SELECTED TEXT >>
Importantly, we identified ROS as upstream inducers that trigger autophagy activation and Rab25 overexpression during HSC activation. Treatment with Antioxidants, such as glutathione and N-acetyl cysteine, significantly abrogated ROS production, and in turn, prevented autophagosome generation and autophagic flux during HSC activation (Fig. 6). Interestingly, the scavenging of excessive ROS could also disrupt the interaction between autophagy and Rab25, and increase intracellular lipid content (Fig. 6). Our results indicate a similar function of ROS in HSCs in consistent with previous reports [60], [61]. Rodriguez-Vargas JM et al. reported that ROS-induced DNA damage and PARP-1 were required for optimal induction of starvation-induced autophagy [60]. Furthermore, Kongara S et al. showed that ROS accumulation upregulated autophagy levels, which likely contributed to their tumor-initiating capacity [61]. Although our data suggested direct connection between ROS and autophagy as a likely cause of LD disappearance, we could not eliminate other indirect effects that may mediate HSC activation. Interestingly, It is well established that endoplasmic reticulum (ER) stress can affect various stages of autophagy, including autophagy induction, vesicle nucleation, and elongation of the phagophore [62], [63]. Gao W et al. reported that autophagy induction in response to fluctuation in the cytosolic Ca²⁺ was directly regulated by ER stress in different conditions [62]. Qin L et al. also showed that ER stress resulted in the inactivation of the Akt pathway, contributing to the decrease of mTOR activity and subsequent autophagy induction [63]. It is interesting to study the role of ER stress in autophagy activation and LD loss during HSC activation.

In summary, these results provide the first mechanistic evidence that HSC activation-induced LD disappearance in liver fibrosis is associated with ROS-Rab25-dependent activation of autophagy. These findings are especially noteworthy since it is possible that pharmacological or hormonal regulation of autophagy may be useful therapeutic strategies for liver fibrosis.

THINGS TO DO >>
a) Answer from the passage on ROS and autophagy:
(i) Which two antioxidants are named as treatments?
(ii) According to Qin L et al., what did ER stress result in?
(iii) What do the authors suggest may be useful therapeutic strategies for liver fibrosis?
b) In the passage on ROS and autophagy, copy everything from "In summary, these" down to "for liver fibrosis.".

(Items from a dataset)

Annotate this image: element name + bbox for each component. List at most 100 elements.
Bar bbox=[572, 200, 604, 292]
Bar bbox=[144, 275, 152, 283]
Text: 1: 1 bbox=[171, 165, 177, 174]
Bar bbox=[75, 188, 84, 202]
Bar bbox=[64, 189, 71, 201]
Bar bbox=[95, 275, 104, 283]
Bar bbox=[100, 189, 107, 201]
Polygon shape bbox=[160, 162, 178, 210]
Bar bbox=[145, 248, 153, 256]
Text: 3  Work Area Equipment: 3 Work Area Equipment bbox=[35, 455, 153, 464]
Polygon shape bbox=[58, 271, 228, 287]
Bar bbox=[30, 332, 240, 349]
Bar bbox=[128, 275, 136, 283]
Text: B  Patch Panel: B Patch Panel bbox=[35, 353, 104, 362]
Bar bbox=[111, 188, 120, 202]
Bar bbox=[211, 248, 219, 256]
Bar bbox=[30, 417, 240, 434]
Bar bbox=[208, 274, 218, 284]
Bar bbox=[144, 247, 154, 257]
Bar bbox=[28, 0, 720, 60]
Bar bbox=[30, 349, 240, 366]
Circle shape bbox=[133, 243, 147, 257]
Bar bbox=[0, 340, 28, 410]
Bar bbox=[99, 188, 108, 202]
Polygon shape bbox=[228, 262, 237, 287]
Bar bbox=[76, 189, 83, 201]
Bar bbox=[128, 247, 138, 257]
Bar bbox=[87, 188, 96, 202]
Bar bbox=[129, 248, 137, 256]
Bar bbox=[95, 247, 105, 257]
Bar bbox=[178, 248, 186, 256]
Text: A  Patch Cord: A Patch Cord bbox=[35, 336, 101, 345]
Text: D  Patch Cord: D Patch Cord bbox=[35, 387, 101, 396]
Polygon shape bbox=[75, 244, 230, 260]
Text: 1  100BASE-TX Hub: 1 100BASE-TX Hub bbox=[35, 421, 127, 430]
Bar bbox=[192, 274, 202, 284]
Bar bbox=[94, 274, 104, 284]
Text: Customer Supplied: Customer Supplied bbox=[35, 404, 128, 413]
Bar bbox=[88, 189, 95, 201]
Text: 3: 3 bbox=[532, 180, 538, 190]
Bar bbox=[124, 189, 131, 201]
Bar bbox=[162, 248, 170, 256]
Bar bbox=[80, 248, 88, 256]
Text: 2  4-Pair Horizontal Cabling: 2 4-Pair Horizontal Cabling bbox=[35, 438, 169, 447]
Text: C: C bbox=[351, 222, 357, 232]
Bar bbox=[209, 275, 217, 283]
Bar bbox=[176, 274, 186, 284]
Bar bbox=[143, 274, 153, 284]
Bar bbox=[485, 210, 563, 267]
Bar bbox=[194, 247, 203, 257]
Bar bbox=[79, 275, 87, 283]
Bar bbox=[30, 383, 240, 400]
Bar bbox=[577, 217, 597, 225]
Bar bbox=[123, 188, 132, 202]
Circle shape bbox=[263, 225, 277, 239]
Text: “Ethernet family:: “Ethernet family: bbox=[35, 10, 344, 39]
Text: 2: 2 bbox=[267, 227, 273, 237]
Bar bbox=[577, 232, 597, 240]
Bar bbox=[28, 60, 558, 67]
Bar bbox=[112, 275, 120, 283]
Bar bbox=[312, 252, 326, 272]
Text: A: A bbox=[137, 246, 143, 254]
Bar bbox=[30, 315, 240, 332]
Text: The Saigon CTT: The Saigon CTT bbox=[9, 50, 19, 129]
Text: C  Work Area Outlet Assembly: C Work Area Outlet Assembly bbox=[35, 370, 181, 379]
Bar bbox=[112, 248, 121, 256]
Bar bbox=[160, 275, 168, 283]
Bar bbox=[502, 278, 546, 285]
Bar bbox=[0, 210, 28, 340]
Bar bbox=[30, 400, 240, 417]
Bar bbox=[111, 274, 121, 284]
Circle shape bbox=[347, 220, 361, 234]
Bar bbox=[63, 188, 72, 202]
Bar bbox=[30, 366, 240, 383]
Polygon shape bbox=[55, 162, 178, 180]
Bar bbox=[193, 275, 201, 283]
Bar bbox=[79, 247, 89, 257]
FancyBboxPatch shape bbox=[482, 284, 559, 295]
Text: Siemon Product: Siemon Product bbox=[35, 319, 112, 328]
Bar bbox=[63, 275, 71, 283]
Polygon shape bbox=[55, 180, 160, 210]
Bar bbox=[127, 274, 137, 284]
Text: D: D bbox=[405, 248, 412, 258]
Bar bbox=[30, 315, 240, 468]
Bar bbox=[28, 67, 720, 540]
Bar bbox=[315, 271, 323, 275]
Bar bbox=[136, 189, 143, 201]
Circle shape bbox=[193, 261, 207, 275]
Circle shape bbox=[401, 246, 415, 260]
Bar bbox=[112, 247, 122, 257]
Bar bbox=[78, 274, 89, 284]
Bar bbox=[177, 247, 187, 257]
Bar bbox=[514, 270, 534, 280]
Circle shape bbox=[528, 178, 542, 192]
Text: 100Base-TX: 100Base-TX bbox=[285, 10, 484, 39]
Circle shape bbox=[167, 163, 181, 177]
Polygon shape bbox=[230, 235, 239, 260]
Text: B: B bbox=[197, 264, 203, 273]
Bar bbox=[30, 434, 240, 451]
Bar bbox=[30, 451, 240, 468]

TASK RESPONSES >>
a)
(i) Glutathione and N-acetyl cysteine.
(ii) The inactivation of the Akt pathway, which contributed to decreased mTOR activity and subsequent autophagy induction.
(iii) Pharmacological or hormonal regulation of autophagy.

b)
In summary, these results provide the first mechanistic evidence that HSC activation-induced LD disappearance in liver fibrosis is associated with ROS-Rab25-dependent activation of autophagy. These findings are especially noteworthy since it is possible that pharmacological or hormonal regulation of autophagy may be useful therapeutic strategies for liver fibrosis.